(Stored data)
....

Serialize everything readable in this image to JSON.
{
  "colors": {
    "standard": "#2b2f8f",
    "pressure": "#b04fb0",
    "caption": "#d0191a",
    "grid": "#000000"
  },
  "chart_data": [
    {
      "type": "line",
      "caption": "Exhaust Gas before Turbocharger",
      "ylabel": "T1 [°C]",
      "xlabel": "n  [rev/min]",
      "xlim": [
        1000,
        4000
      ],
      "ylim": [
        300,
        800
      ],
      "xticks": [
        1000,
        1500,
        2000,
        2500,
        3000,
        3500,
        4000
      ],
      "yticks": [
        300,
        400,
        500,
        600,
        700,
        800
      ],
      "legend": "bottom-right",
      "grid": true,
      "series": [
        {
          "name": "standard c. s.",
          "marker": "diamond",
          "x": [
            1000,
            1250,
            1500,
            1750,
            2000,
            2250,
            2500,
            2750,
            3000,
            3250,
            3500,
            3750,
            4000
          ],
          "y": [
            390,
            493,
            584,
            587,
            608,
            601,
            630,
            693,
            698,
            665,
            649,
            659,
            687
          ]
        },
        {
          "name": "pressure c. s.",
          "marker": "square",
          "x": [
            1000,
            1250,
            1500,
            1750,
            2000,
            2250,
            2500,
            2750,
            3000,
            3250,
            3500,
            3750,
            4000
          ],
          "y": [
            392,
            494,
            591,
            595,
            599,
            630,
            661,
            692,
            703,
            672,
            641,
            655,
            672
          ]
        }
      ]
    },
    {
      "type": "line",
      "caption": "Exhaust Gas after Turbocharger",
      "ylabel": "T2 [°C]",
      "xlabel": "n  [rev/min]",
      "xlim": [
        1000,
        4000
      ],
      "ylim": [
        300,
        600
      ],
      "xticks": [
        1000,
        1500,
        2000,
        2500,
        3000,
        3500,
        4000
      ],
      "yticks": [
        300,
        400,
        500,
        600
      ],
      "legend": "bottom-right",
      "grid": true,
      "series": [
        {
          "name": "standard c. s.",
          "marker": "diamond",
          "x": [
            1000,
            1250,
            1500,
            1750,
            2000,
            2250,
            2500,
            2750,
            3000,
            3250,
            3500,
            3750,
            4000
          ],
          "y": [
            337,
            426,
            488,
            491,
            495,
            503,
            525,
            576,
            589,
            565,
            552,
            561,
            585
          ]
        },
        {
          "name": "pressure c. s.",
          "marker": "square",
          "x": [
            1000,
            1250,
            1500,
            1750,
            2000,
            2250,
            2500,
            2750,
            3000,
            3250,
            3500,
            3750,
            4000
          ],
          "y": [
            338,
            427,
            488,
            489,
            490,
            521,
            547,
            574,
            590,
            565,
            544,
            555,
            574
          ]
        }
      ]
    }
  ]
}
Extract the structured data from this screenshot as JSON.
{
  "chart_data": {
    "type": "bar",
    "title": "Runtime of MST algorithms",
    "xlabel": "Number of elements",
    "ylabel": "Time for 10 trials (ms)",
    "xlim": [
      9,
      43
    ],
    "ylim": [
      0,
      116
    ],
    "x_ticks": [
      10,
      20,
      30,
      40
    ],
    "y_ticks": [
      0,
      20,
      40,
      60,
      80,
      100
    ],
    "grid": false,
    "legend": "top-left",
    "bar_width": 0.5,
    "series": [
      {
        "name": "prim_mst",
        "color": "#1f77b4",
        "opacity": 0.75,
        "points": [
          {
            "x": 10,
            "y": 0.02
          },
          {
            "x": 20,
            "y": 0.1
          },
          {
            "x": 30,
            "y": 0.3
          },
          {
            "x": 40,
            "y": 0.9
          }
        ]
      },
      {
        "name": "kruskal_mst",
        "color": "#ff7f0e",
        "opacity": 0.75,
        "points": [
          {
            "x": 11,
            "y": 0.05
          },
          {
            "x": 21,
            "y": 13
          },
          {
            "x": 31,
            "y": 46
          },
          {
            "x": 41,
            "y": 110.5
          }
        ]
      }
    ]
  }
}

....

> **What is being asked**
Gather every line from the listing above in which the word "caption" appears.

> **Task result**
    "caption": "#d0191a",
      "caption": "Exhaust Gas before Turbocharger",
      "caption": "Exhaust Gas after Turbocharger",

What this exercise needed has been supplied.